─── INPUT ROWS
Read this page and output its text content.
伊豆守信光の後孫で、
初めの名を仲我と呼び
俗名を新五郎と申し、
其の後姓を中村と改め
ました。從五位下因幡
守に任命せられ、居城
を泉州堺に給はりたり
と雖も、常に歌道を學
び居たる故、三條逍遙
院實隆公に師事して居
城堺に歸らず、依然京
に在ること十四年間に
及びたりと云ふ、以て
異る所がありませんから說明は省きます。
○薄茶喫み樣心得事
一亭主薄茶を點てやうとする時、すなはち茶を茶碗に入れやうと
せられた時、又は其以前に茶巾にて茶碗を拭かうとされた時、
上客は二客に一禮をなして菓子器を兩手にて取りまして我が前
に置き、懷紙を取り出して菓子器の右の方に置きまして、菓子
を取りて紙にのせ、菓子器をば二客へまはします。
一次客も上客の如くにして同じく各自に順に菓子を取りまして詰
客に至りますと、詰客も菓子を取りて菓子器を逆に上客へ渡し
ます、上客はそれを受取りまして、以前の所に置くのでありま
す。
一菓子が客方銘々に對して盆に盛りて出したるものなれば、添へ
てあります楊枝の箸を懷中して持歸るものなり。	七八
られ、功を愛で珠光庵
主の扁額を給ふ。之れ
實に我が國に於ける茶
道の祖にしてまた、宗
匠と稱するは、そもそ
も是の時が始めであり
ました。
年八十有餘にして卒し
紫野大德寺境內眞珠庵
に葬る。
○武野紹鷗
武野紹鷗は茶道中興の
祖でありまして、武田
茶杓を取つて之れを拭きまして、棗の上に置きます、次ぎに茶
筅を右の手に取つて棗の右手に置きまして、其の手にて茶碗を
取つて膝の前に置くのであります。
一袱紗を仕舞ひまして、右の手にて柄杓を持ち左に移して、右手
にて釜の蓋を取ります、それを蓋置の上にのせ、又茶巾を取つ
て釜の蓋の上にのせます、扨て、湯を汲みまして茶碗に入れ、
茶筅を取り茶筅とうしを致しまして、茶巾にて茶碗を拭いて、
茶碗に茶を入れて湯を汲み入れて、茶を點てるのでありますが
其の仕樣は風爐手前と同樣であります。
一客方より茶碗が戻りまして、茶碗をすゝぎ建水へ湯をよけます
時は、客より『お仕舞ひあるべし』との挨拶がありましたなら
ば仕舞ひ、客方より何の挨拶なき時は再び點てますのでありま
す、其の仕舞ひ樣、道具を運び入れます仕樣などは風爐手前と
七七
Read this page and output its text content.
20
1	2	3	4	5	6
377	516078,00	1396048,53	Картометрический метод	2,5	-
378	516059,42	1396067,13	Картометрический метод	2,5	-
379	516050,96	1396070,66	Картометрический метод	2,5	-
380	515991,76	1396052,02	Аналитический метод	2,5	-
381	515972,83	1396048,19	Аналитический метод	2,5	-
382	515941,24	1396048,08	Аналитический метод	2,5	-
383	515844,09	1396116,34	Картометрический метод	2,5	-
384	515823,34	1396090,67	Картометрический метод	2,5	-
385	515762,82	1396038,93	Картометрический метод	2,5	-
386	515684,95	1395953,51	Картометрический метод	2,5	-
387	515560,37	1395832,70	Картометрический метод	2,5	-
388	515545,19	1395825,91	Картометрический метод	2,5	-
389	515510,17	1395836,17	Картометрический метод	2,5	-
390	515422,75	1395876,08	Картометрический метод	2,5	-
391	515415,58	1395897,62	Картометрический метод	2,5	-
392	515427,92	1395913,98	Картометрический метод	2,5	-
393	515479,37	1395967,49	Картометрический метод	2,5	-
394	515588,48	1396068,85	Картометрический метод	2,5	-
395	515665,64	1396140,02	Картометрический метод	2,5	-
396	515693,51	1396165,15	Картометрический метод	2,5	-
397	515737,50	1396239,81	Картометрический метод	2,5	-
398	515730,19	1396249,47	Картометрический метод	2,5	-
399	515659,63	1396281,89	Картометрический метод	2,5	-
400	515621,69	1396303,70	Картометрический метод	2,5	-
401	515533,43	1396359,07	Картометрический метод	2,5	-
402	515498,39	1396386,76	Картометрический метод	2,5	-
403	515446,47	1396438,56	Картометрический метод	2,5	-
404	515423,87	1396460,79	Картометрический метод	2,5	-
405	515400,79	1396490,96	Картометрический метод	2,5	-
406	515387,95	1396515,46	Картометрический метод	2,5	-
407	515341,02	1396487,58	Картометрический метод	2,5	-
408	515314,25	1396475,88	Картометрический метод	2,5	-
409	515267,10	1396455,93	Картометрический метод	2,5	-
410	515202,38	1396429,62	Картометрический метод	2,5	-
──────
## [PROBLEM DESCRIPTION]
Write every entry out again exactly.

## [EXERCISE ANSWER]
Read this page and output its text content.
伊豆守信光の後孫で、
初めの名を仲我と呼び
俗名を新五郎と申し、
其の後姓を中村と改め
ました。從五位下因幡
守に任命せられ、居城
を泉州堺に給はりたり
と雖も、常に歌道を學
び居たる故、三條逍遙
院實隆公に師事して居
城堺に歸らず、依然京
に在ること十四年間に
及びたりと云ふ、以て
異る所がありませんから說明は省きます。
○薄茶喫み樣心得事
一亭主薄茶を點てやうとする時、すなはち茶を茶碗に入れやうと
せられた時、又は其以前に茶巾にて茶碗を拭かうとされた時、
上客は二客に一禮をなして菓子器を兩手にて取りまして我が前
に置き、懷紙を取り出して菓子器の右の方に置きまして、菓子
を取りて紙にのせ、菓子器をば二客へまはします。
一次客も上客の如くにして同じく各自に順に菓子を取りまして詰
客に至りますと、詰客も菓子を取りて菓子器を逆に上客へ渡し
ます、上客はそれを受取りまして、以前の所に置くのでありま
す。
一菓子が客方銘々に對して盆に盛りて出したるものなれば、添へ
てあります楊枝の箸を懷中して持歸るものなり。	七八
られ、功を愛で珠光庵
主の扁額を給ふ。之れ
實に我が國に於ける茶
道の祖にしてまた、宗
匠と稱するは、そもそ
も是の時が始めであり
ました。
年八十有餘にして卒し
紫野大德寺境內眞珠庵
に葬る。
○武野紹鷗
武野紹鷗は茶道中興の
祖でありまして、武田
茶杓を取つて之れを拭きまして、棗の上に置きます、次ぎに茶
筅を右の手に取つて棗の右手に置きまして、其の手にて茶碗を
取つて膝の前に置くのであります。
一袱紗を仕舞ひまして、右の手にて柄杓を持ち左に移して、右手
にて釜の蓋を取ります、それを蓋置の上にのせ、又茶巾を取つ
て釜の蓋の上にのせます、扨て、湯を汲みまして茶碗に入れ、
茶筅を取り茶筅とうしを致しまして、茶巾にて茶碗を拭いて、
茶碗に茶を入れて湯を汲み入れて、茶を點てるのでありますが
其の仕樣は風爐手前と同樣であります。
一客方より茶碗が戻りまして、茶碗をすゝぎ建水へ湯をよけます
時は、客より『お仕舞ひあるべし』との挨拶がありましたなら
ば仕舞ひ、客方より何の挨拶なき時は再び點てますのでありま
す、其の仕舞ひ樣、道具を運び入れます仕樣などは風爐手前と
七七
Read this page and output its text content.
20
1	2	3	4	5	6
377	516078,00	1396048,53	Картометрический метод	2,5	-
378	516059,42	1396067,13	Картометрический метод	2,5	-
379	516050,96	1396070,66	Картометрический метод	2,5	-
380	515991,76	1396052,02	Аналитический метод	2,5	-
381	515972,83	1396048,19	Аналитический метод	2,5	-
382	515941,24	1396048,08	Аналитический метод	2,5	-
383	515844,09	1396116,34	Картометрический метод	2,5	-
384	515823,34	1396090,67	Картометрический метод	2,5	-
385	515762,82	1396038,93	Картометрический метод	2,5	-
386	515684,95	1395953,51	Картометрический метод	2,5	-
387	515560,37	1395832,70	Картометрический метод	2,5	-
388	515545,19	1395825,91	Картометрический метод	2,5	-
389	515510,17	1395836,17	Картометрический метод	2,5	-
390	515422,75	1395876,08	Картометрический метод	2,5	-
391	515415,58	1395897,62	Картометрический метод	2,5	-
392	515427,92	1395913,98	Картометрический метод	2,5	-
393	515479,37	1395967,49	Картометрический метод	2,5	-
394	515588,48	1396068,85	Картометрический метод	2,5	-
395	515665,64	1396140,02	Картометрический метод	2,5	-
396	515693,51	1396165,15	Картометрический метод	2,5	-
397	515737,50	1396239,81	Картометрический метод	2,5	-
398	515730,19	1396249,47	Картометрический метод	2,5	-
399	515659,63	1396281,89	Картометрический метод	2,5	-
400	515621,69	1396303,70	Картометрический метод	2,5	-
401	515533,43	1396359,07	Картометрический метод	2,5	-
402	515498,39	1396386,76	Картометрический метод	2,5	-
403	515446,47	1396438,56	Картометрический метод	2,5	-
404	515423,87	1396460,79	Картометрический метод	2,5	-
405	515400,79	1396490,96	Картометрический метод	2,5	-
406	515387,95	1396515,46	Картометрический метод	2,5	-
407	515341,02	1396487,58	Картометрический метод	2,5	-
408	515314,25	1396475,88	Картометрический метод	2,5	-
409	515267,10	1396455,93	Картометрический метод	2,5	-
410	515202,38	1396429,62	Картометрический метод	2,5	-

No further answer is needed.